— start INFORMATION SUPPLIED —
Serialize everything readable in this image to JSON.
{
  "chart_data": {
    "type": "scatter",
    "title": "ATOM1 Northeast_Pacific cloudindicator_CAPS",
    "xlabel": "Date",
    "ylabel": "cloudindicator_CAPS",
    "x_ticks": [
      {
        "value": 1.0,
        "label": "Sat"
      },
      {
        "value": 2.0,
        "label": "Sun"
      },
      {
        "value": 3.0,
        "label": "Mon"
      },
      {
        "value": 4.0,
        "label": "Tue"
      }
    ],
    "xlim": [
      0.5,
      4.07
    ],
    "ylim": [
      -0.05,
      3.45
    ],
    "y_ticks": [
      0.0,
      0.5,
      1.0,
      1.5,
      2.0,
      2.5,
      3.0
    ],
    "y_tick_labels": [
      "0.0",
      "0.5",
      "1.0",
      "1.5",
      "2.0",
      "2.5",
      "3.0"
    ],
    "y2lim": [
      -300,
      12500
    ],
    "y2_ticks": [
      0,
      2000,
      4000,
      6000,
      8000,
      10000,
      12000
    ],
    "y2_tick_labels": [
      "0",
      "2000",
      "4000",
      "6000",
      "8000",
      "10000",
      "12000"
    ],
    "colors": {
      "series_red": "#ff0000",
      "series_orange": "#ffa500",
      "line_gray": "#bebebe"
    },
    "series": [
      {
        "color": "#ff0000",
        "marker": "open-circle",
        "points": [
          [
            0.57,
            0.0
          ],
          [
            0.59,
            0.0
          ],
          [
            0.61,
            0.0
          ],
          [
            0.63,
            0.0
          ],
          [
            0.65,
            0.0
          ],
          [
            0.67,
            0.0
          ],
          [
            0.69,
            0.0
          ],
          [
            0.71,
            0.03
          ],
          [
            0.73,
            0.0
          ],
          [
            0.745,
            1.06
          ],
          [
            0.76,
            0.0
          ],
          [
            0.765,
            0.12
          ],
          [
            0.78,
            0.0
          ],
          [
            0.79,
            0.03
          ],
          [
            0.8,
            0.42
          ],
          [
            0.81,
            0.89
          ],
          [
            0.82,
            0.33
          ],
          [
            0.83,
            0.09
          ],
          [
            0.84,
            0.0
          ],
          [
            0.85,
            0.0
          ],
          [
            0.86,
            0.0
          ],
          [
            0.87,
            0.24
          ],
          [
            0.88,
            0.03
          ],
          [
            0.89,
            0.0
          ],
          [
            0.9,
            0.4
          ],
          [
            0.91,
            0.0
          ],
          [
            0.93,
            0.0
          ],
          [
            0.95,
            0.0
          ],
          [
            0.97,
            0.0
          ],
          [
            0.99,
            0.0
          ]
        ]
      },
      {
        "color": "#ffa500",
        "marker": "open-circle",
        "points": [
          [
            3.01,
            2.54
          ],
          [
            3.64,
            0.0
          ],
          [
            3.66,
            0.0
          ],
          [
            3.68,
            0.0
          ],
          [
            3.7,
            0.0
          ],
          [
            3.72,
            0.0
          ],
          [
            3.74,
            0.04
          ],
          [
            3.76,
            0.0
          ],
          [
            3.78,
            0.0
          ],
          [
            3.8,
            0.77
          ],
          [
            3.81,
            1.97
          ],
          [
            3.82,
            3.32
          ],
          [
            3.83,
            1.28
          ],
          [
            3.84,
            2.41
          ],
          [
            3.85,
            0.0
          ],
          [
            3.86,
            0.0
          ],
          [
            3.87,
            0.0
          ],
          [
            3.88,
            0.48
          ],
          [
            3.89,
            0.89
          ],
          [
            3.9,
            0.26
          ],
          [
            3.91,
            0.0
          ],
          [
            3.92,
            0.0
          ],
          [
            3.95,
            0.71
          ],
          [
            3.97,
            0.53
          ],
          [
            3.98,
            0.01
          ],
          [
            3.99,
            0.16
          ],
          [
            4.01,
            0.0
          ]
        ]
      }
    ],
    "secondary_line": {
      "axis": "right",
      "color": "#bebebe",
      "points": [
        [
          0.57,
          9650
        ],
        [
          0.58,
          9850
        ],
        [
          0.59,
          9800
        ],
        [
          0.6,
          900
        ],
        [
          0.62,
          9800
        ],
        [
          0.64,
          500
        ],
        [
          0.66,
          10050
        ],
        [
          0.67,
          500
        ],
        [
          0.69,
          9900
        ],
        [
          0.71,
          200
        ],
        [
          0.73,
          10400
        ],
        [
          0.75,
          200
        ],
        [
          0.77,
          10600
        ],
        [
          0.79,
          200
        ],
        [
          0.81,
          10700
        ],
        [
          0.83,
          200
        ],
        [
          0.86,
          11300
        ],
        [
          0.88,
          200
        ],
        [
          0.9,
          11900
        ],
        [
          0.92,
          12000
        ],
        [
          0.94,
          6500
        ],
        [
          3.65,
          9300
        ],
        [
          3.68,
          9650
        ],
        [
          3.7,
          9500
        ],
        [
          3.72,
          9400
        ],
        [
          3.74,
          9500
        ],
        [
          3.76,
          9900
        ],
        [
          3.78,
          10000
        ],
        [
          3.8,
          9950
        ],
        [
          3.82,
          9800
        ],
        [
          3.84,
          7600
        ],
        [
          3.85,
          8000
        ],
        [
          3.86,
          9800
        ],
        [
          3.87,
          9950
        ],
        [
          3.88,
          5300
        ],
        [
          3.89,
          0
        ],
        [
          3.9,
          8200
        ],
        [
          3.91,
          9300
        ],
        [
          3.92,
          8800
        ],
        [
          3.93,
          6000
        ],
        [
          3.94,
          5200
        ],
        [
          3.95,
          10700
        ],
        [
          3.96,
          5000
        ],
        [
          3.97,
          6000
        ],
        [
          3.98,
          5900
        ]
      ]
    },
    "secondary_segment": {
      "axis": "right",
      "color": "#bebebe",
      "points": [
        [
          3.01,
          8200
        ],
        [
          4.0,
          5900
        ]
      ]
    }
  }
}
— end INFORMATION SUPPLIED —
### EXERCISE
Copy the data above exactly. Every line must be included.

### WRITTEN SOLUTION
Serialize everything readable in this image to JSON.
{
  "chart_data": {
    "type": "scatter",
    "title": "ATOM1 Northeast_Pacific cloudindicator_CAPS",
    "xlabel": "Date",
    "ylabel": "cloudindicator_CAPS",
    "x_ticks": [
      {
        "value": 1.0,
        "label": "Sat"
      },
      {
        "value": 2.0,
        "label": "Sun"
      },
      {
        "value": 3.0,
        "label": "Mon"
      },
      {
        "value": 4.0,
        "label": "Tue"
      }
    ],
    "xlim": [
      0.5,
      4.07
    ],
    "ylim": [
      -0.05,
      3.45
    ],
    "y_ticks": [
      0.0,
      0.5,
      1.0,
      1.5,
      2.0,
      2.5,
      3.0
    ],
    "y_tick_labels": [
      "0.0",
      "0.5",
      "1.0",
      "1.5",
      "2.0",
      "2.5",
      "3.0"
    ],
    "y2lim": [
      -300,
      12500
    ],
    "y2_ticks": [
      0,
      2000,
      4000,
      6000,
      8000,
      10000,
      12000
    ],
    "y2_tick_labels": [
      "0",
      "2000",
      "4000",
      "6000",
      "8000",
      "10000",
      "12000"
    ],
    "colors": {
      "series_red": "#ff0000",
      "series_orange": "#ffa500",
      "line_gray": "#bebebe"
    },
    "series": [
      {
        "color": "#ff0000",
        "marker": "open-circle",
        "points": [
          [
            0.57,
            0.0
          ],
          [
            0.59,
            0.0
          ],
          [
            0.61,
            0.0
          ],
          [
            0.63,
            0.0
          ],
          [
            0.65,
            0.0
          ],
          [
            0.67,
            0.0
          ],
          [
            0.69,
            0.0
          ],
          [
            0.71,
            0.03
          ],
          [
            0.73,
            0.0
          ],
          [
            0.745,
            1.06
          ],
          [
            0.76,
            0.0
          ],
          [
            0.765,
            0.12
          ],
          [
            0.78,
            0.0
          ],
          [
            0.79,
            0.03
          ],
          [
            0.8,
            0.42
          ],
          [
            0.81,
            0.89
          ],
          [
            0.82,
            0.33
          ],
          [
            0.83,
            0.09
          ],
          [
            0.84,
            0.0
          ],
          [
            0.85,
            0.0
          ],
          [
            0.86,
            0.0
          ],
          [
            0.87,
            0.24
          ],
          [
            0.88,
            0.03
          ],
          [
            0.89,
            0.0
          ],
          [
            0.9,
            0.4
          ],
          [
            0.91,
            0.0
          ],
          [
            0.93,
            0.0
          ],
          [
            0.95,
            0.0
          ],
          [
            0.97,
            0.0
          ],
          [
            0.99,
            0.0
          ]
        ]
      },
      {
        "color": "#ffa500",
        "marker": "open-circle",
        "points": [
          [
            3.01,
            2.54
          ],
          [
            3.64,
            0.0
          ],
          [
            3.66,
            0.0
          ],
          [
            3.68,
            0.0
          ],
          [
            3.7,
            0.0
          ],
          [
            3.72,
            0.0
          ],
          [
            3.74,
            0.04
          ],
          [
            3.76,
            0.0
          ],
          [
            3.78,
            0.0
          ],
          [
            3.8,
            0.77
          ],
          [
            3.81,
            1.97
          ],
          [
            3.82,
            3.32
          ],
          [
            3.83,
            1.28
          ],
          [
            3.84,
            2.41
          ],
          [
            3.85,
            0.0
          ],
          [
            3.86,
            0.0
          ],
          [
            3.87,
            0.0
          ],
          [
            3.88,
            0.48
          ],
          [
            3.89,
            0.89
          ],
          [
            3.9,
            0.26
          ],
          [
            3.91,
            0.0
          ],
          [
            3.92,
            0.0
          ],
          [
            3.95,
            0.71
          ],
          [
            3.97,
            0.53
          ],
          [
            3.98,
            0.01
          ],
          [
            3.99,
            0.16
          ],
          [
            4.01,
            0.0
          ]
        ]
      }
    ],
    "secondary_line": {
      "axis": "right",
      "color": "#bebebe",
      "points": [
        [
          0.57,
          9650
        ],
        [
          0.58,
          9850
        ],
        [
          0.59,
          9800
        ],
        [
          0.6,
          900
        ],
        [
          0.62,
          9800
        ],
        [
          0.64,
          500
        ],
        [
          0.66,
          10050
        ],
        [
          0.67,
          500
        ],
        [
          0.69,
          9900
        ],
        [
          0.71,
          200
        ],
        [
          0.73,
          10400
        ],
        [
          0.75,
          200
        ],
        [
          0.77,
          10600
        ],
        [
          0.79,
          200
        ],
        [
          0.81,
          10700
        ],
        [
          0.83,
          200
        ],
        [
          0.86,
          11300
        ],
        [
          0.88,
          200
        ],
        [
          0.9,
          11900
        ],
        [
          0.92,
          12000
        ],
        [
          0.94,
          6500
        ],
        [
          3.65,
          9300
        ],
        [
          3.68,
          9650
        ],
        [
          3.7,
          9500
        ],
        [
          3.72,
          9400
        ],
        [
          3.74,
          9500
        ],
        [
          3.76,
          9900
        ],
        [
          3.78,
          10000
        ],
        [
          3.8,
          9950
        ],
        [
          3.82,
          9800
        ],
        [
          3.84,
          7600
        ],
        [
          3.85,
          8000
        ],
        [
          3.86,
          9800
        ],
        [
          3.87,
          9950
        ],
        [
          3.88,
          5300
        ],
        [
          3.89,
          0
        ],
        [
          3.9,
          8200
        ],
        [
          3.91,
          9300
        ],
        [
          3.92,
          8800
        ],
        [
          3.93,
          6000
        ],
        [
          3.94,
          5200
        ],
        [
          3.95,
          10700
        ],
        [
          3.96,
          5000
        ],
        [
          3.97,
          6000
        ],
        [
          3.98,
          5900
        ]
      ]
    },
    "secondary_segment": {
      "axis": "right",
      "color": "#bebebe",
      "points": [
        [
          3.01,
          8200
        ],
        [
          4.0,
          5900
        ]
      ]
    }
  }
}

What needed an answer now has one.